▶ [Extract]:
____________________

Monday, May 24, 2010

Freakish

During class, the one topic that jumped out at me the most was the concept of the Carnivalesque, especially because it was so difficult to define as one thing or another. I am not sure if I am totally off base in my interpretation, but the whole concept reminded me of a scene in an old favourite book of mine as a teenager. In This is All: The Pillow Book of Cordelia Kenn by Aidan Chambers, there is a scene in which the main character describes a memory from her childhood where she and her friends performed a dance for the adults at a party, which continued long after their audience had disappeared. As their dance continues the children eventually take off all of their clothes and the experience becomes what many would describe as pagan, with a sense of disconnect from the world of people in this brief time of their lives through an elated all-night primal dance. I think in this case the reason this can occur is because as children we are not as afraid to break away from social norms and expectations, and oddities are somewhat expected by adults.

____________________

▶ [Provided data]:
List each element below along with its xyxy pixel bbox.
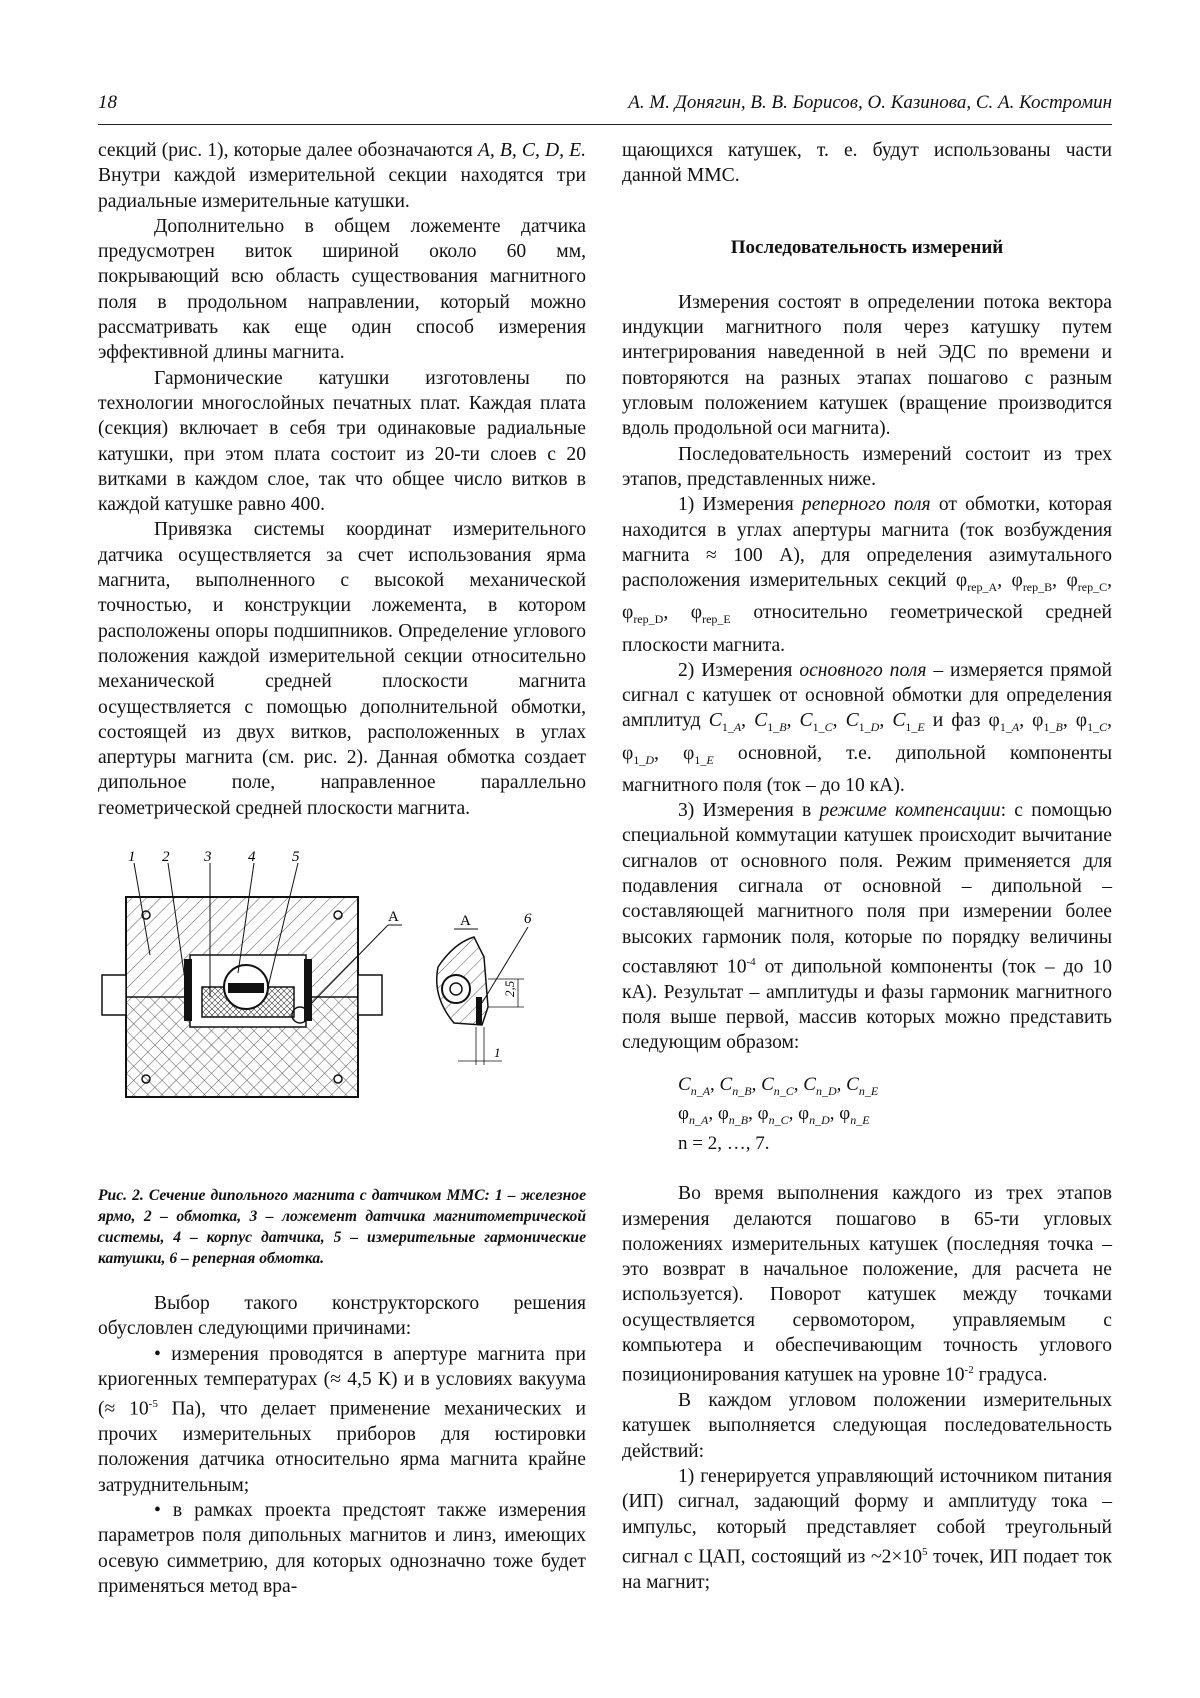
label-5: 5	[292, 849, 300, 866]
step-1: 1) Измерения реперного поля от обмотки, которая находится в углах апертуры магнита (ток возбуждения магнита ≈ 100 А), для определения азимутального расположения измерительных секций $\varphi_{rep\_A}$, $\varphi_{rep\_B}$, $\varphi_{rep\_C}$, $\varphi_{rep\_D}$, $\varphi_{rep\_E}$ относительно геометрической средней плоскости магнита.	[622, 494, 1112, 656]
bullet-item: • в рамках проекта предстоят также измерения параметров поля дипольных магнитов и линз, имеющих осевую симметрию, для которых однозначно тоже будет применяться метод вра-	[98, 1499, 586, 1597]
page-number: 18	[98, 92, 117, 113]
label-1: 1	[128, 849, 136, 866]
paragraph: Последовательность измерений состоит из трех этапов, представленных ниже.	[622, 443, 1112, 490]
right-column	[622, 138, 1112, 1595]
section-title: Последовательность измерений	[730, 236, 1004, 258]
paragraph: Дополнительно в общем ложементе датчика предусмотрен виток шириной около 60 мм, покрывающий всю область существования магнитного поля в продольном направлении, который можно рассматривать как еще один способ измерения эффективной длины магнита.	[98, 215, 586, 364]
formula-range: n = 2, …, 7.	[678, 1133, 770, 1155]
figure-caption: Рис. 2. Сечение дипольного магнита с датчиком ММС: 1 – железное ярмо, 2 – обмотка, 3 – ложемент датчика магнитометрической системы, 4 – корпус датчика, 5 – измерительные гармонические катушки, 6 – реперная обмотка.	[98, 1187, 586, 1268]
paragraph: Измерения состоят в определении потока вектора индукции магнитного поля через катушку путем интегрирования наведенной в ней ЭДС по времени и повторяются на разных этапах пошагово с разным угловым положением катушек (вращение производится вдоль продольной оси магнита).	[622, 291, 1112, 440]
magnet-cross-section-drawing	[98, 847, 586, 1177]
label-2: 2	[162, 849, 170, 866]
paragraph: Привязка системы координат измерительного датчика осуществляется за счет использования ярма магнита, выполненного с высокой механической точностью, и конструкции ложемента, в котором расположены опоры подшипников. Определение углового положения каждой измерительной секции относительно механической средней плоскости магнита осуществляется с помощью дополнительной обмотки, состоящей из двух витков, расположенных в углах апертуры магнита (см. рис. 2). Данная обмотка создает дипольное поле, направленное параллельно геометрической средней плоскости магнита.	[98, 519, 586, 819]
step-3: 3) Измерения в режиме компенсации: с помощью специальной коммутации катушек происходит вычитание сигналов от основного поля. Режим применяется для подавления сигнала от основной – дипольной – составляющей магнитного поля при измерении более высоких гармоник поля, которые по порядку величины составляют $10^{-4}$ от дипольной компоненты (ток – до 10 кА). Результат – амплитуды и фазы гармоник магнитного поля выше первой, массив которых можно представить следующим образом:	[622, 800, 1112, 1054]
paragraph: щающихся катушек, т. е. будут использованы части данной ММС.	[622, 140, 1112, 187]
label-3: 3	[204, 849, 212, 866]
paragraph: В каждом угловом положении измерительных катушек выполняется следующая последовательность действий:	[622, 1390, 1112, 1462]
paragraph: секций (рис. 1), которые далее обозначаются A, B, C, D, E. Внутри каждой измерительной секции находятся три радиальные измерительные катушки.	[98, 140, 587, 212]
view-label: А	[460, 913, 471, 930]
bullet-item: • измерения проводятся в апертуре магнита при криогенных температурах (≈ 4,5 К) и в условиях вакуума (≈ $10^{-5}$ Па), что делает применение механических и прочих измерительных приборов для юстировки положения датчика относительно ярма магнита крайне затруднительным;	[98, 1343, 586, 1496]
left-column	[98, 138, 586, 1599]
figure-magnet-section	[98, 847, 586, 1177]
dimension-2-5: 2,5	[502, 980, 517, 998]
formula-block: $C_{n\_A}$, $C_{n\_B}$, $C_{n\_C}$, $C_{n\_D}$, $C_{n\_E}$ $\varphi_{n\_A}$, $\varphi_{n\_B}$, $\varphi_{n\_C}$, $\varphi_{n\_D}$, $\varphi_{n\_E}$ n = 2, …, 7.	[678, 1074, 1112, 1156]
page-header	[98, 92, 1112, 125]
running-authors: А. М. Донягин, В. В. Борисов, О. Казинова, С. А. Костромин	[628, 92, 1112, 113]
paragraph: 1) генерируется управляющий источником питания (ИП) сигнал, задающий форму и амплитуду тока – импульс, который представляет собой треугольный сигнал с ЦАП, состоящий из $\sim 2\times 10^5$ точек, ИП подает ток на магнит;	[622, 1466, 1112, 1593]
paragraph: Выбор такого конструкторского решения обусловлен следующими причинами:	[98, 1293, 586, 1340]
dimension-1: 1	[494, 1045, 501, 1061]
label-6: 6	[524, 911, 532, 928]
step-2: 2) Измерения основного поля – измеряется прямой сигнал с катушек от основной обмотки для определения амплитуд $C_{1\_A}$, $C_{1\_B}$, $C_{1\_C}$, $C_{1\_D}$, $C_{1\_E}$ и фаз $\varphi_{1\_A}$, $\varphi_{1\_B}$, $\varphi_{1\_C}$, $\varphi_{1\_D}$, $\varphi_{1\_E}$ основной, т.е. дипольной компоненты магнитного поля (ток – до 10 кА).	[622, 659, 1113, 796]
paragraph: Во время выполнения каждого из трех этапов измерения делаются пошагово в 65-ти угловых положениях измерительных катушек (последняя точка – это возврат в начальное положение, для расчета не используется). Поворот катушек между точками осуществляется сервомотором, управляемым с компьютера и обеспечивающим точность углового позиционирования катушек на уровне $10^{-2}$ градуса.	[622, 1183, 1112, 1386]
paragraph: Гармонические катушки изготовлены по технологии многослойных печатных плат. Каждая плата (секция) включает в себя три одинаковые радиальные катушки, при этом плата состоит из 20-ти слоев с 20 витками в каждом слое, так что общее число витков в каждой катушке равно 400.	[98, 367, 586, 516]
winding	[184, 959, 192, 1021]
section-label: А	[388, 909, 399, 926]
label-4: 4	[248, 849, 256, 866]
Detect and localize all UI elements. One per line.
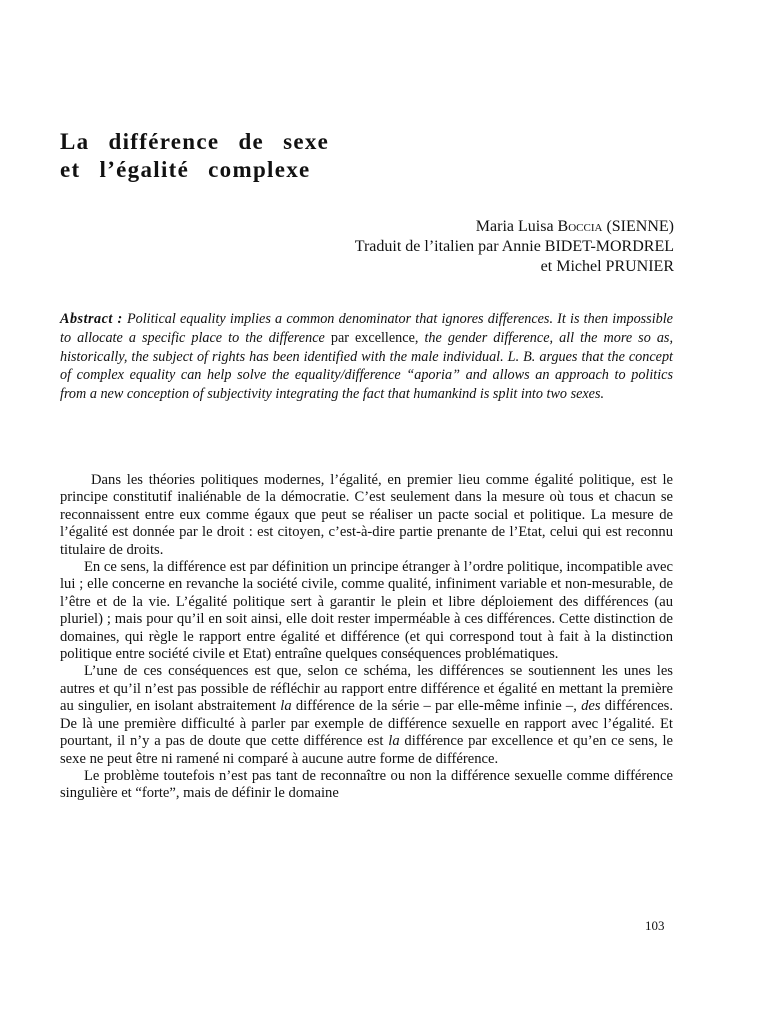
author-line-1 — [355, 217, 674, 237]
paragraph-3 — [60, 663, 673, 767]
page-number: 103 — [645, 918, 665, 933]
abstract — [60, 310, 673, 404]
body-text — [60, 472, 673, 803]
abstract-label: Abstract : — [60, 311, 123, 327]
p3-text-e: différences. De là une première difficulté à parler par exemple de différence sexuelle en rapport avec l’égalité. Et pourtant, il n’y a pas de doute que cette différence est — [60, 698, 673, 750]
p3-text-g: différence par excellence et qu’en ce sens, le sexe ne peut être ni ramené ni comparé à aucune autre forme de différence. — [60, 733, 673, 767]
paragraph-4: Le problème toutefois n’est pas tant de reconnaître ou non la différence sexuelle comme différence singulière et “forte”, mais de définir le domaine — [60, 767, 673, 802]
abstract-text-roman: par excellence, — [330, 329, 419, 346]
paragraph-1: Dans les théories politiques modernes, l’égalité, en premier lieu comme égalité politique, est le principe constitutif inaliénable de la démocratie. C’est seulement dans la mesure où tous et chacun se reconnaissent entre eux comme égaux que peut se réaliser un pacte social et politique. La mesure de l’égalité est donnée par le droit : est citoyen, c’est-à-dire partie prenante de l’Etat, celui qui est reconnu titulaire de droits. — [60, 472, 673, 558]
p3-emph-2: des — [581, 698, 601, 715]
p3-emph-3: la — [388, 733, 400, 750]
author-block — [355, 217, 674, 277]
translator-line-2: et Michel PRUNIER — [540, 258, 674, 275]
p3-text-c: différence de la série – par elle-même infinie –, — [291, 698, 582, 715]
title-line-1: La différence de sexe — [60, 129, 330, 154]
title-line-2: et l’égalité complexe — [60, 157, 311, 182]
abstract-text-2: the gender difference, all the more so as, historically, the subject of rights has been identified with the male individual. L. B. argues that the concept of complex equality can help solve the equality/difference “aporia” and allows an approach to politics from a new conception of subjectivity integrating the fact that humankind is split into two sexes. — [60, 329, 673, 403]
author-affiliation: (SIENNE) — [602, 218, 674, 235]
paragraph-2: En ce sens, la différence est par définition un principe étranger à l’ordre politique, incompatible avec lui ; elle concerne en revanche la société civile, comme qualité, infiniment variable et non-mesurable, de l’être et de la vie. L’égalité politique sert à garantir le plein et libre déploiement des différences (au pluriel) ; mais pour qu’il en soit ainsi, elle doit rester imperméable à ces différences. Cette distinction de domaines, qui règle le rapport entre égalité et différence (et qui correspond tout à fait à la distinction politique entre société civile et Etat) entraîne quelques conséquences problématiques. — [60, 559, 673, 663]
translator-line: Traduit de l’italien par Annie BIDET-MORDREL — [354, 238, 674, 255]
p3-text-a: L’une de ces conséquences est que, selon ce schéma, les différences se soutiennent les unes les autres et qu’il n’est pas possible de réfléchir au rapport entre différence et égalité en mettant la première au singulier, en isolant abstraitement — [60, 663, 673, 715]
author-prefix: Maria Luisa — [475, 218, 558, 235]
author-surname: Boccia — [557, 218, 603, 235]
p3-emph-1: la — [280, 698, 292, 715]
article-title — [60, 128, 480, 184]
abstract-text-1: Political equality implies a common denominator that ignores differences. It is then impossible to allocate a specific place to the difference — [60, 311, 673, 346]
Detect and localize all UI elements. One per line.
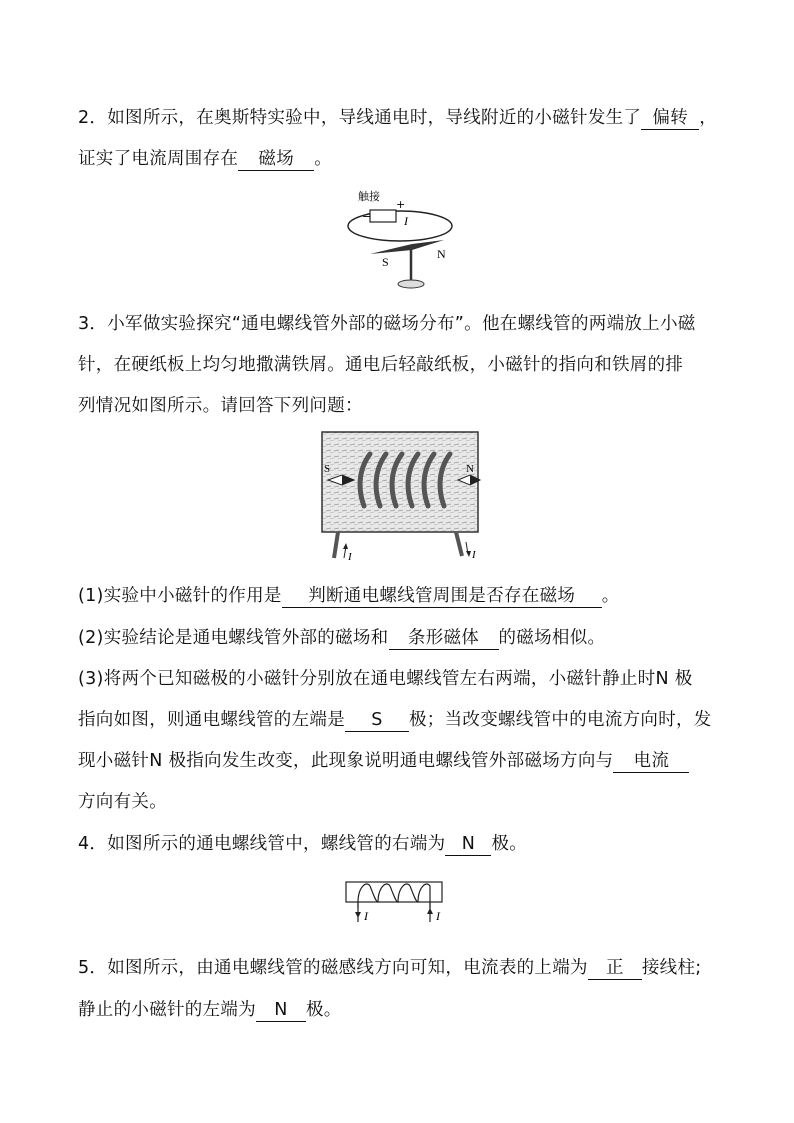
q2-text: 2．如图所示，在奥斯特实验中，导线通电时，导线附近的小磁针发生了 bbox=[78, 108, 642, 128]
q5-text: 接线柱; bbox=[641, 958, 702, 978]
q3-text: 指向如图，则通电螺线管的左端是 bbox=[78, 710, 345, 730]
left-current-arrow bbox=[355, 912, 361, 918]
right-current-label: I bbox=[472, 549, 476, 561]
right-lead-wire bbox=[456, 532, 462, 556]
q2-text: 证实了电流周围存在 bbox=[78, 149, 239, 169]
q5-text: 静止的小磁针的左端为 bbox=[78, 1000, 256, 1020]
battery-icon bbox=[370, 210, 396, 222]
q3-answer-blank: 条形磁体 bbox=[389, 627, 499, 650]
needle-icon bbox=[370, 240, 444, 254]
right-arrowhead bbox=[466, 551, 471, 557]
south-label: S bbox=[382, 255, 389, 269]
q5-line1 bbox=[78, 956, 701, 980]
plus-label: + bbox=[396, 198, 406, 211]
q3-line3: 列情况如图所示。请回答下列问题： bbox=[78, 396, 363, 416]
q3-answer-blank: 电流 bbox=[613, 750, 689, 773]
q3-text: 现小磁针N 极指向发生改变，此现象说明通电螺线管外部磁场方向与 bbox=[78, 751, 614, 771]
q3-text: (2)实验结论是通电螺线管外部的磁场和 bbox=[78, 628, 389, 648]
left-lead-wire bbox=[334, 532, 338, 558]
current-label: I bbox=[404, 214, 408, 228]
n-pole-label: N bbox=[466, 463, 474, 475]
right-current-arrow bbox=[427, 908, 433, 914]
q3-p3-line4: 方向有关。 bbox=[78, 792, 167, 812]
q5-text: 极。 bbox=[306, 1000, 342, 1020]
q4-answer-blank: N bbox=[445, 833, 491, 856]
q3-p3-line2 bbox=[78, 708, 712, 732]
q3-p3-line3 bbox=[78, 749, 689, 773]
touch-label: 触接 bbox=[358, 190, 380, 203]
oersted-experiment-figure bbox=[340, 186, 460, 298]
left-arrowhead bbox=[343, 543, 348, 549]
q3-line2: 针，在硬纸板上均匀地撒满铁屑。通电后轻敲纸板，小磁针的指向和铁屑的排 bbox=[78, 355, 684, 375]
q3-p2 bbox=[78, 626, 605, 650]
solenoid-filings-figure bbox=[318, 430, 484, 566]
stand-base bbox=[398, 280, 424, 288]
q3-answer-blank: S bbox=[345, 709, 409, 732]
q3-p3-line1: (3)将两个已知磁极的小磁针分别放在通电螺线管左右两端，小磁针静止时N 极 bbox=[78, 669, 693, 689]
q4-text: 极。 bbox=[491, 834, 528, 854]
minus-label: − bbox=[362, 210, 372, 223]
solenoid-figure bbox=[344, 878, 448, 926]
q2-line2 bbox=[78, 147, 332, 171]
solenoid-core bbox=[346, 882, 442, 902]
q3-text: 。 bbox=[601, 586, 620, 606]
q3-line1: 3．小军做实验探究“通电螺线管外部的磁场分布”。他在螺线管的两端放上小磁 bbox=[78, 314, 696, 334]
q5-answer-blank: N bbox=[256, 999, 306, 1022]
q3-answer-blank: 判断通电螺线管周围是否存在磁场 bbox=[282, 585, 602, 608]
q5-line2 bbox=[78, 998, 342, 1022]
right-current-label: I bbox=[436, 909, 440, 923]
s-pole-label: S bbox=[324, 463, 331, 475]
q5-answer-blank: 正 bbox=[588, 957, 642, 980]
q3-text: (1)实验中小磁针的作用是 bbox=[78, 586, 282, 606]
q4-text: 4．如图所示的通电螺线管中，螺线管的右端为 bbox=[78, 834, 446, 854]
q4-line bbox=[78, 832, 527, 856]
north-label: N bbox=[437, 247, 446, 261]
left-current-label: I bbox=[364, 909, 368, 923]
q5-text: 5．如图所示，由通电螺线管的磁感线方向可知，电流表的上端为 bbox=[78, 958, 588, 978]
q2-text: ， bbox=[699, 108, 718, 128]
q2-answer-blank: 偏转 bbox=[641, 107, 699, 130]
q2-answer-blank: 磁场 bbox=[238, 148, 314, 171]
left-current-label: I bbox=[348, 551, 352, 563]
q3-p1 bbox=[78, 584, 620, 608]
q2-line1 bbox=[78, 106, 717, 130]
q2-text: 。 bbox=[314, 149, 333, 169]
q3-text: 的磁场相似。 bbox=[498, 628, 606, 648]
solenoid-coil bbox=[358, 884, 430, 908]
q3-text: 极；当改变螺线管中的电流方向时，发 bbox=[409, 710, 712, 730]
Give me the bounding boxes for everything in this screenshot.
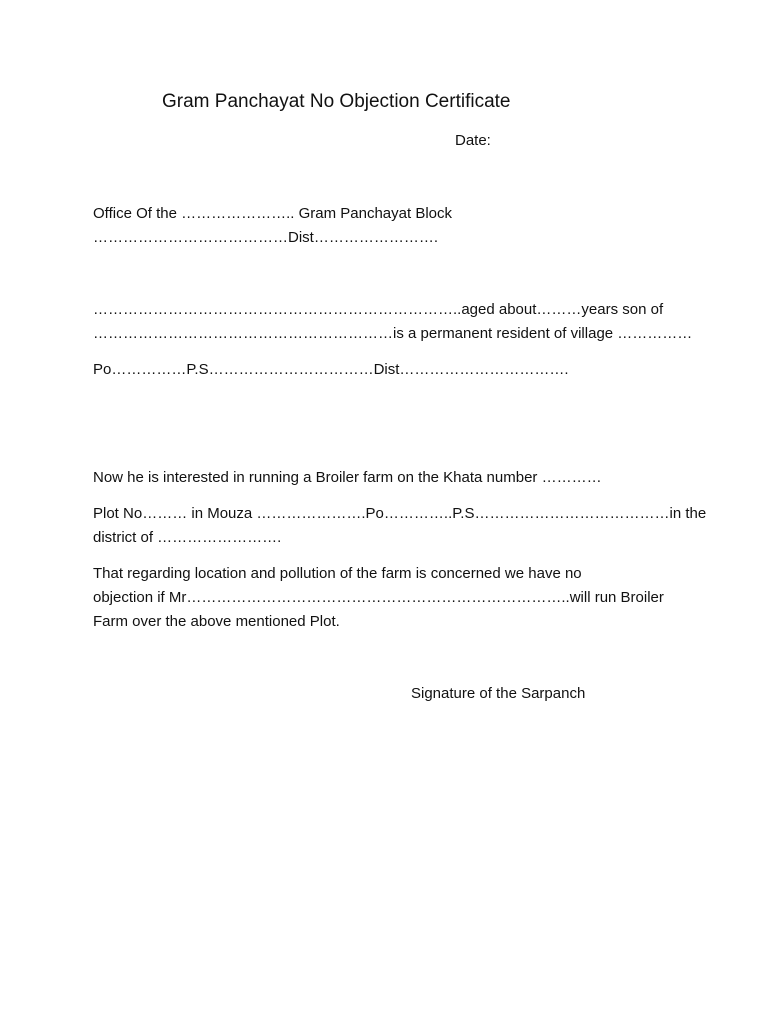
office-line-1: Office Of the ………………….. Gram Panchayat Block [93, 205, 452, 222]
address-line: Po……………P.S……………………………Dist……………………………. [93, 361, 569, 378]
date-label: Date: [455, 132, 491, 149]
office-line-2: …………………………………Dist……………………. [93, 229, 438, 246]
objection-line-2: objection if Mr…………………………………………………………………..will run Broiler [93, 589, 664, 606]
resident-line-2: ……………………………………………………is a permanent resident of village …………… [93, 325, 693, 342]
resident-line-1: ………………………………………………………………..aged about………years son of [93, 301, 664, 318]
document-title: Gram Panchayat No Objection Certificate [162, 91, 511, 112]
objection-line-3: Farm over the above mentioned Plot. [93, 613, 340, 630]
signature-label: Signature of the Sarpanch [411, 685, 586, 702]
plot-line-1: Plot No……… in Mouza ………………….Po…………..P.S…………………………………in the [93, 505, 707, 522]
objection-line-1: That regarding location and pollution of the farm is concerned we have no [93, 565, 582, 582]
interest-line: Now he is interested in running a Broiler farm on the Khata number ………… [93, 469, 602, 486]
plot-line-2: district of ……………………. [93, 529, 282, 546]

____________________

▶ [Short exercise A]: Rewrite the lines of the records from the one holding "author-line-1 — [355, 217, 674, 237]" through the one holding "abstract-text-roman: par excellence, —", inclusive, with "différence sexuelle" replaced by "différence des sexes" and everything else unchanged.
▶ [Short exercise B]: Extend the blog post about the Carnivalesque, continuing on from its last sentence.

▶ [Reply A]:
author-line-1 — [355, 217, 674, 237]
paragraph-3 — [60, 663, 673, 767]
page-number: 103 — [645, 918, 665, 933]
abstract — [60, 310, 673, 404]
body-text — [60, 472, 673, 803]
abstract-label: Abstract : — [60, 311, 123, 327]
p3-text-e: différences. De là une première difficulté à parler par exemple de différence des sexes en rapport avec l’égalité. Et pourtant, il n’y a pas de doute que cette différence est — [60, 698, 673, 750]
p3-text-g: différence par excellence et qu’en ce sens, le sexe ne peut être ni ramené ni comparé à aucune autre forme de différence. — [60, 733, 673, 767]
paragraph-4: Le problème toutefois n’est pas tant de reconnaître ou non la différence des sexes comme différence singulière et “forte”, mais de définir le domaine — [60, 767, 673, 802]
abstract-text-roman: par excellence, — [330, 329, 419, 346]

▶ [Reply B]:
How I think of the Carnivalesque is mentally being removed from the normal state of reality. Everyone involved has to play along with the new reality for it to work and keep people disillusioned. In Geek Love, during the Glass House topless auditions scene, everyone (except the one girl who thinks this is a serious audition) is in a safe place where they can express their abnormalities and show their bodies off to the public without (for the most part) any shame. Once the disillusionment is lifted and Olympia is at home recalling the events is the first time she really feels shame about her liberating experience in the spot light. I think that anyone who truly goes through a carnivalesque experience will feel slightly ashamed later, because the whole idea of the carnivalesque is the removal from the normal rules of life, and once returned to those boundaries, one will feel awkward or ashamed at what has occurred in the alternate reality. That is why it makes us uncomfortable or unsettled as well. We as a people don't generally like changes to our establishment of what is appropriate. Change in general makes us feel uncomfortable. As long as Olympia originally felt that feeling of liberation, I would say it is definitely Carnivalesque.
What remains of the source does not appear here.